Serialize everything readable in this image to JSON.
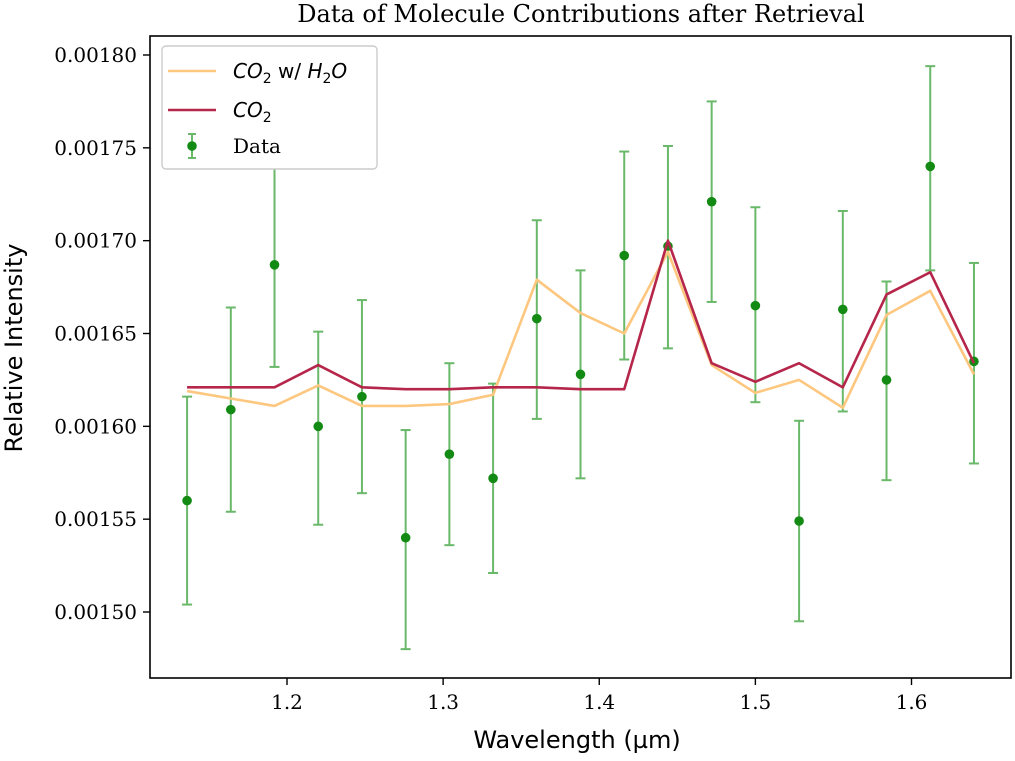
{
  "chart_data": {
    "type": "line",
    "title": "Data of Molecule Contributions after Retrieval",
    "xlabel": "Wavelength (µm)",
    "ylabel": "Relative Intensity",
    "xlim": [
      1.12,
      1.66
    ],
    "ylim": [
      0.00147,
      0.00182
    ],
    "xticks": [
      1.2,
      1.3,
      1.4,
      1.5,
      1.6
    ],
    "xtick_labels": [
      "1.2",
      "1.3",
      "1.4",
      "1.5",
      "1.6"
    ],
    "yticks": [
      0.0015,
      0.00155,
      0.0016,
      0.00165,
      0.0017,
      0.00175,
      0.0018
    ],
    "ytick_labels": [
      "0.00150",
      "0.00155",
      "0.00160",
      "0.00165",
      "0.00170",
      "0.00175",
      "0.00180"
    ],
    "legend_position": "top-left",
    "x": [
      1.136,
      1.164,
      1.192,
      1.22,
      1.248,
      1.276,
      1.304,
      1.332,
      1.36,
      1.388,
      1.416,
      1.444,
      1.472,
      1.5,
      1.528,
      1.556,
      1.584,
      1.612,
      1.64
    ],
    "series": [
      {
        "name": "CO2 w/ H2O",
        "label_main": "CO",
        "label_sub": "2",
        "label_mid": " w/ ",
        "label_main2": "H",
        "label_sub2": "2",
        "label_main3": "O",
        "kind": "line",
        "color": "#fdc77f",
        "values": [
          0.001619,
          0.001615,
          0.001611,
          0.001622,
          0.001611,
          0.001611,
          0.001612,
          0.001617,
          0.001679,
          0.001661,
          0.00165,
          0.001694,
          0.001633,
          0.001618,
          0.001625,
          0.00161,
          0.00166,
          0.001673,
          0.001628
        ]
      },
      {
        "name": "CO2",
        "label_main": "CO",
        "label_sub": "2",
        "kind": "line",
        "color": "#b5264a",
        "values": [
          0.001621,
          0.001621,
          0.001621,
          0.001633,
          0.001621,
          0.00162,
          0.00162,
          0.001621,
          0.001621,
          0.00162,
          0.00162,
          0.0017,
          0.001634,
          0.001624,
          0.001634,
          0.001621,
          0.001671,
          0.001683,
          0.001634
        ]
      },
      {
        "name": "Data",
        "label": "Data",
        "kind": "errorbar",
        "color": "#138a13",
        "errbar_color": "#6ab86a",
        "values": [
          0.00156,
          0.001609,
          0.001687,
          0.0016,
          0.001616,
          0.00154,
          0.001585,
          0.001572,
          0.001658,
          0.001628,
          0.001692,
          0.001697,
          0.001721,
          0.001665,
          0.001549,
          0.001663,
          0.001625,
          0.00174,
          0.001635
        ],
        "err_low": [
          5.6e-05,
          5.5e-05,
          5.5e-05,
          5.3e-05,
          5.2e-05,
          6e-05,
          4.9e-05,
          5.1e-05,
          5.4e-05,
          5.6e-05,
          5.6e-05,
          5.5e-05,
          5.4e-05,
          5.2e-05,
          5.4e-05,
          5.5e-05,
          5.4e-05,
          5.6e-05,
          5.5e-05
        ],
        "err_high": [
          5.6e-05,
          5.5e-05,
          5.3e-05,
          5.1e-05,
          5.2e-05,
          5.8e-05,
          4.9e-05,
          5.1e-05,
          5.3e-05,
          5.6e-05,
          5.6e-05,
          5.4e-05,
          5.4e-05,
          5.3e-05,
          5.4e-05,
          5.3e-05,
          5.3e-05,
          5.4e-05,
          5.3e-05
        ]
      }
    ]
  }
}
---
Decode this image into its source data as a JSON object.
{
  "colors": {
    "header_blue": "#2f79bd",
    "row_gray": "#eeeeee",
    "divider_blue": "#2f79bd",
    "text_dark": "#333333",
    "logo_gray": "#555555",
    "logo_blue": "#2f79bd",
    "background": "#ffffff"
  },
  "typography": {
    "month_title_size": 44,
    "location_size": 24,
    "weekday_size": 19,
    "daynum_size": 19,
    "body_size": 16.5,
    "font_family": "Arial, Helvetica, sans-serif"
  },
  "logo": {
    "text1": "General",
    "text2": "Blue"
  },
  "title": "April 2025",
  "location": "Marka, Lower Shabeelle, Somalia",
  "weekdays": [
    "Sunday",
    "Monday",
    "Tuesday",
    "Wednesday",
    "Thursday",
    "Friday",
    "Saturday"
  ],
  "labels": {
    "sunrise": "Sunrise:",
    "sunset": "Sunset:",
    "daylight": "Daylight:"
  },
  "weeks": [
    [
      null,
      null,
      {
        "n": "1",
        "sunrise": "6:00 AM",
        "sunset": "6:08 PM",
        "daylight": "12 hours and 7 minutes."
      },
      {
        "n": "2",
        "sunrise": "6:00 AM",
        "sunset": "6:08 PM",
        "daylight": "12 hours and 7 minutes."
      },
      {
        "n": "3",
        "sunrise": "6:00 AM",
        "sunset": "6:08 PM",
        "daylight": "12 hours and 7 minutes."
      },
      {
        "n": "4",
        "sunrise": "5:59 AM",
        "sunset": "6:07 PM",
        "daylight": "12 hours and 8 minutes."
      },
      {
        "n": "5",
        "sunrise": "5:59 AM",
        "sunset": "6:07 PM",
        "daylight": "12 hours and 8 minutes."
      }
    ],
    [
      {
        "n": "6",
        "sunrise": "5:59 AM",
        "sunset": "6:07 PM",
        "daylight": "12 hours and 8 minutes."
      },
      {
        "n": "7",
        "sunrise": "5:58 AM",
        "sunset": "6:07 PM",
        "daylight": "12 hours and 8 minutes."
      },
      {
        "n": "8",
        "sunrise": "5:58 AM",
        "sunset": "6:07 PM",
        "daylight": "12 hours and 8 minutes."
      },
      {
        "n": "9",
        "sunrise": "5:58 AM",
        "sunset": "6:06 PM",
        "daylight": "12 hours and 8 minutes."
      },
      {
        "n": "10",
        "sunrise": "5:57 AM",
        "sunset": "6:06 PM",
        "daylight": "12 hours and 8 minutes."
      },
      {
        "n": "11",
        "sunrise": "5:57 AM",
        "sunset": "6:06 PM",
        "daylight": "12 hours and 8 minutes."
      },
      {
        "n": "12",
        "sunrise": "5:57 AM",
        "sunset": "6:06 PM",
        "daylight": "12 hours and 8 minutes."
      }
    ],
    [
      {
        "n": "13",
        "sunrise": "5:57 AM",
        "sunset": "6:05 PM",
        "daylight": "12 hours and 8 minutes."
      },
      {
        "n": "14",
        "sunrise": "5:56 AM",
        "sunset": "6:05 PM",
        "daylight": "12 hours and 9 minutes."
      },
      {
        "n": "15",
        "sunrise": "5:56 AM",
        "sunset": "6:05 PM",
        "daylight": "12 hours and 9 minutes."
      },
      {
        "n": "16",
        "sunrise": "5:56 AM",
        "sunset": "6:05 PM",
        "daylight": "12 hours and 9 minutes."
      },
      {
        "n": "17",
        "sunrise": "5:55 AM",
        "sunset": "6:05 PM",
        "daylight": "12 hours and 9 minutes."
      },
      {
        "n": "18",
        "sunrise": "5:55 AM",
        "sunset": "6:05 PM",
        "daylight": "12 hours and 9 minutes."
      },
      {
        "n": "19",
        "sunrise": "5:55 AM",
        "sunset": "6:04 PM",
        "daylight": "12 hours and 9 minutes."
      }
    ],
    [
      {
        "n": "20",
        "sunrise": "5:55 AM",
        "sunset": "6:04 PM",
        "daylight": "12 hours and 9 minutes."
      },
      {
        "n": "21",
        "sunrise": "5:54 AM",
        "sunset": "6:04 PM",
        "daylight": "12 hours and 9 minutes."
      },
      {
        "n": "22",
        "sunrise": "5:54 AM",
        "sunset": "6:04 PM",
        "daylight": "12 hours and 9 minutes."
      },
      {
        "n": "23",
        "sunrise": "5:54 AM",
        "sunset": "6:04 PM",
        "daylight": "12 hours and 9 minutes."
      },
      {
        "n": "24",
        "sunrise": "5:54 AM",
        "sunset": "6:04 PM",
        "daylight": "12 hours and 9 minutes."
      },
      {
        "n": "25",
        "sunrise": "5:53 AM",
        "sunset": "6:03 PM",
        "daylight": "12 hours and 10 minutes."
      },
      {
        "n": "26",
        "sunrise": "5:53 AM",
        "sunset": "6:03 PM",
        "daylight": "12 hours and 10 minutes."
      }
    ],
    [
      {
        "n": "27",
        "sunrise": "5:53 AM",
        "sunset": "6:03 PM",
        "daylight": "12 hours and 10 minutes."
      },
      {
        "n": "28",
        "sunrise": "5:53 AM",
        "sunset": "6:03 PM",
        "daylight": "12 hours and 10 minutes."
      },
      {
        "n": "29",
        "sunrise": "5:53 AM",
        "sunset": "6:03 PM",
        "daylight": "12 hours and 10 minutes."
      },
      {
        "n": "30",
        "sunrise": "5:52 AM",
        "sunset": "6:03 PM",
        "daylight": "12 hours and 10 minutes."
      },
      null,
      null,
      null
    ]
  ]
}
==
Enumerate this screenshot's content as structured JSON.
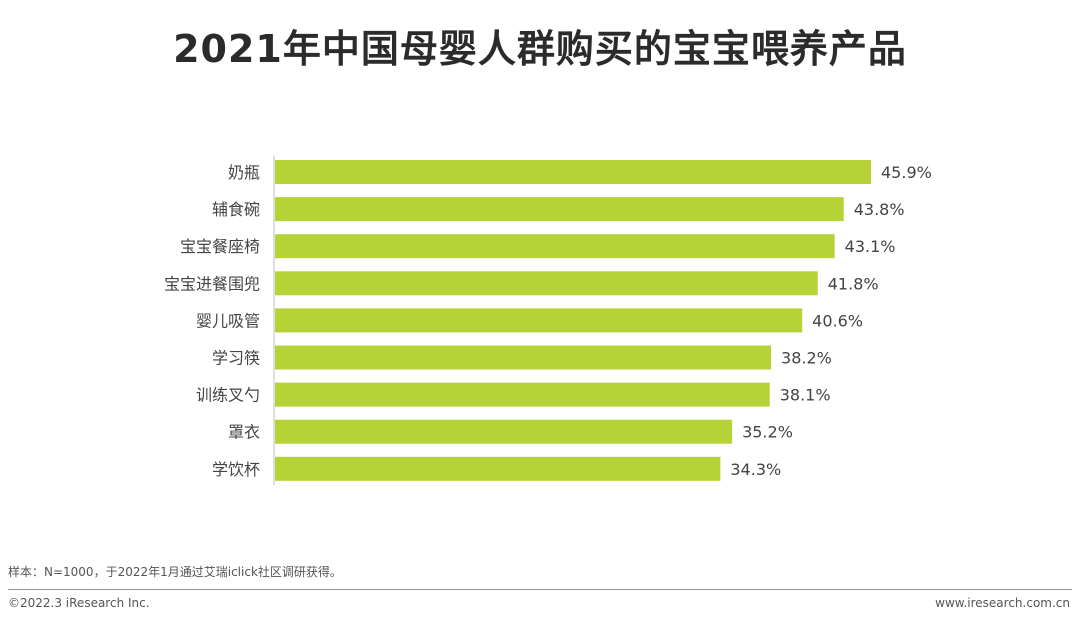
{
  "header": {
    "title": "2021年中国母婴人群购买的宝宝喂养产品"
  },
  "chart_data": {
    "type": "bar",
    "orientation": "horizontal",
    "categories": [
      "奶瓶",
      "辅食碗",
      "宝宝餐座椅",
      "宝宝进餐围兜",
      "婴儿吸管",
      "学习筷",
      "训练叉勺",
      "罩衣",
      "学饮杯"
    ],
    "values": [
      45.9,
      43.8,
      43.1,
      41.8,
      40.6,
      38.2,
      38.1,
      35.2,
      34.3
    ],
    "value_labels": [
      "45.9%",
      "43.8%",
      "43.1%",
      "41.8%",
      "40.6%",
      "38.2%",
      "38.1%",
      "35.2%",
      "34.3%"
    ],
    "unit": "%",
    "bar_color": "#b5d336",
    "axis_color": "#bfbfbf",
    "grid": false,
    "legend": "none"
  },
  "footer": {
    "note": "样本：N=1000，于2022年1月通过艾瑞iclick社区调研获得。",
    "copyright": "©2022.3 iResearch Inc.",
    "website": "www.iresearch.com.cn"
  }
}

[EXERCISE BRIEF]
Go over the records above and tally each line that includes "JSON". Give the total by itself.

[RESULT OF THIS EXERCISE]
3